* **Directive**:
In how many lines of the data does the word "Valley" appear? Give the number by itself.

»»

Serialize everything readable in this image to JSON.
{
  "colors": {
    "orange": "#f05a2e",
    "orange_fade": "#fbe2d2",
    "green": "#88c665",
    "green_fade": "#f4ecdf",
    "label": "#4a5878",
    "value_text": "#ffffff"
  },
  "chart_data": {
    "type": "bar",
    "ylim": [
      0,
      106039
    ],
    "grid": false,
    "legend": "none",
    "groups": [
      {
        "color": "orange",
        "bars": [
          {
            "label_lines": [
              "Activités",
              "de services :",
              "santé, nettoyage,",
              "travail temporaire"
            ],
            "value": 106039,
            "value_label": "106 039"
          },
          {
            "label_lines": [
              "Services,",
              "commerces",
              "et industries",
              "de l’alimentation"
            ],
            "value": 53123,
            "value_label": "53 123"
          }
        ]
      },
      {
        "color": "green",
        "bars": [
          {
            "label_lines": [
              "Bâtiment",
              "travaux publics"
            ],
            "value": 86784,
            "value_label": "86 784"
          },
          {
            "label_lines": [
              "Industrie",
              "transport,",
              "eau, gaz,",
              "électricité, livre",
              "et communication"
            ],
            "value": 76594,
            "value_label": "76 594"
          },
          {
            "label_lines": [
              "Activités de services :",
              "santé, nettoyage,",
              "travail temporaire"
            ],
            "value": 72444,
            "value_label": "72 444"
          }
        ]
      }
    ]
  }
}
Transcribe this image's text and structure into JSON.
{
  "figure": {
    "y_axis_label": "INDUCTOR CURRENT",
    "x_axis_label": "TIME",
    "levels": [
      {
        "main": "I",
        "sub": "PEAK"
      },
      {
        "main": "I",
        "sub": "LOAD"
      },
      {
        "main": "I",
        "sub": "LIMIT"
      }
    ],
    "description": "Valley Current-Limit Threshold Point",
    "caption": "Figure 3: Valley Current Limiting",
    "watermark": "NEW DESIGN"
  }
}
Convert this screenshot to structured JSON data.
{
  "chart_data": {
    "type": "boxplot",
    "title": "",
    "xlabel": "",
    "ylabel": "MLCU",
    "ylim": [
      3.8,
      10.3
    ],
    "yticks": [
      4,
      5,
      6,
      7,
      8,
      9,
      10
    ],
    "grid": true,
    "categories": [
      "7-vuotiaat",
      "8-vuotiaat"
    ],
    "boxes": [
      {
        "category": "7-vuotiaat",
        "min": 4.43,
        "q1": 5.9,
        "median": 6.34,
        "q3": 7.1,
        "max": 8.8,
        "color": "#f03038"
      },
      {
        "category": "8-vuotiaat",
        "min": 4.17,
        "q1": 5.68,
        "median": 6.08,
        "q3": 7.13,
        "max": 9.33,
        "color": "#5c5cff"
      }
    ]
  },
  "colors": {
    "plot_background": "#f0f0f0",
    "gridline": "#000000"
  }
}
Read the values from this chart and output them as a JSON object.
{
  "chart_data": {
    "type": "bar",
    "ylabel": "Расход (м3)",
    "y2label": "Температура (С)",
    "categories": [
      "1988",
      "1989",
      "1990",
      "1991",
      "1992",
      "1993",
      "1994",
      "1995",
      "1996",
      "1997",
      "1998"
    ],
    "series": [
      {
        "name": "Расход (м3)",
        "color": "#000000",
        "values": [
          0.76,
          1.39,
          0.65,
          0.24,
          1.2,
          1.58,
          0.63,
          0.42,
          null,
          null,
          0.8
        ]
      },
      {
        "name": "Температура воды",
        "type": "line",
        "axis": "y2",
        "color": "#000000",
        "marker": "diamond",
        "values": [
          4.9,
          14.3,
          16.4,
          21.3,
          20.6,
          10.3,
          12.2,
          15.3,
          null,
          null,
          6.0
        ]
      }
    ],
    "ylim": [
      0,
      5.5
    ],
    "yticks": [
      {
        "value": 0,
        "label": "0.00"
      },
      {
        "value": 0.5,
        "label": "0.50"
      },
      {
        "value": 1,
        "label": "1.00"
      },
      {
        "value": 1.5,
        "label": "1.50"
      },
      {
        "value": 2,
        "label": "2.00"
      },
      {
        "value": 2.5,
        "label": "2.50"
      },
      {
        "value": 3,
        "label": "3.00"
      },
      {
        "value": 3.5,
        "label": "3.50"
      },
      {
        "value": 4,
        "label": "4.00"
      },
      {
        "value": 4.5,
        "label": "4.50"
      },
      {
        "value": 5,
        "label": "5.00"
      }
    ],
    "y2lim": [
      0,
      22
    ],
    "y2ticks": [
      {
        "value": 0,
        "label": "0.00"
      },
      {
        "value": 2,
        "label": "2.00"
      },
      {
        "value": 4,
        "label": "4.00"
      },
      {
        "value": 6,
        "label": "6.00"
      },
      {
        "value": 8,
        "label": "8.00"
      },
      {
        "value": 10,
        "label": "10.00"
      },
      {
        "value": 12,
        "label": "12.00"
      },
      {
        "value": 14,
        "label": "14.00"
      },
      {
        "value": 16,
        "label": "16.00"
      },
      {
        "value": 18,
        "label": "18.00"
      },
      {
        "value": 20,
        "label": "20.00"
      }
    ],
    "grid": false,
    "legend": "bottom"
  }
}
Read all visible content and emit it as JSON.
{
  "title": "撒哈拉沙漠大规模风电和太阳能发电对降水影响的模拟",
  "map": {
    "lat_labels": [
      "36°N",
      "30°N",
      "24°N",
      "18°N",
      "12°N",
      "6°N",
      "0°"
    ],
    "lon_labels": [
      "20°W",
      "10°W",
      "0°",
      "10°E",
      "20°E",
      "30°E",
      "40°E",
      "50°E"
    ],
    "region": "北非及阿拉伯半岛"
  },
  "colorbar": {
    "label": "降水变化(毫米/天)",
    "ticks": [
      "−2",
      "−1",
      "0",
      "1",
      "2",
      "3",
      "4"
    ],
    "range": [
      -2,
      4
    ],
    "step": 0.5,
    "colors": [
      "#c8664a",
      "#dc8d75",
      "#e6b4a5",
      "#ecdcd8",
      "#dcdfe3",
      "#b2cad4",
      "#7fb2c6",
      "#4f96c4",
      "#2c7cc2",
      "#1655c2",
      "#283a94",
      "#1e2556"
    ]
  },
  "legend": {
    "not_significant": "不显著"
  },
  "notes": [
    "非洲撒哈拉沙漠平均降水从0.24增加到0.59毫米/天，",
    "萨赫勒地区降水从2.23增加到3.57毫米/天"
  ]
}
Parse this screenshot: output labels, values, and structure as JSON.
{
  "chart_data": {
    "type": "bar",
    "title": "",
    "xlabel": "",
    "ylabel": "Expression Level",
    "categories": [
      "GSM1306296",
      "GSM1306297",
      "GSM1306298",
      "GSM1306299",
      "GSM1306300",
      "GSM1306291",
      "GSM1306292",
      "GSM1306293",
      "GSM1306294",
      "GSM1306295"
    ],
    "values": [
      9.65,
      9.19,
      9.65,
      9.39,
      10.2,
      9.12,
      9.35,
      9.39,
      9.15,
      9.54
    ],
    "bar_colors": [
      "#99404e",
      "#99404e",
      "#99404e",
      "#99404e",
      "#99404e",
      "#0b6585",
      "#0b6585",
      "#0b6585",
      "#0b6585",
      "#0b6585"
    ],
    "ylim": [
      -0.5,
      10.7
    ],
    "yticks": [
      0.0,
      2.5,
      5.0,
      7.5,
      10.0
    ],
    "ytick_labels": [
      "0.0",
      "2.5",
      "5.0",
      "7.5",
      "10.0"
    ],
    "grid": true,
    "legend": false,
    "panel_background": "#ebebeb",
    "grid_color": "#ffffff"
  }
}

««

* **Solution for this problem**:
2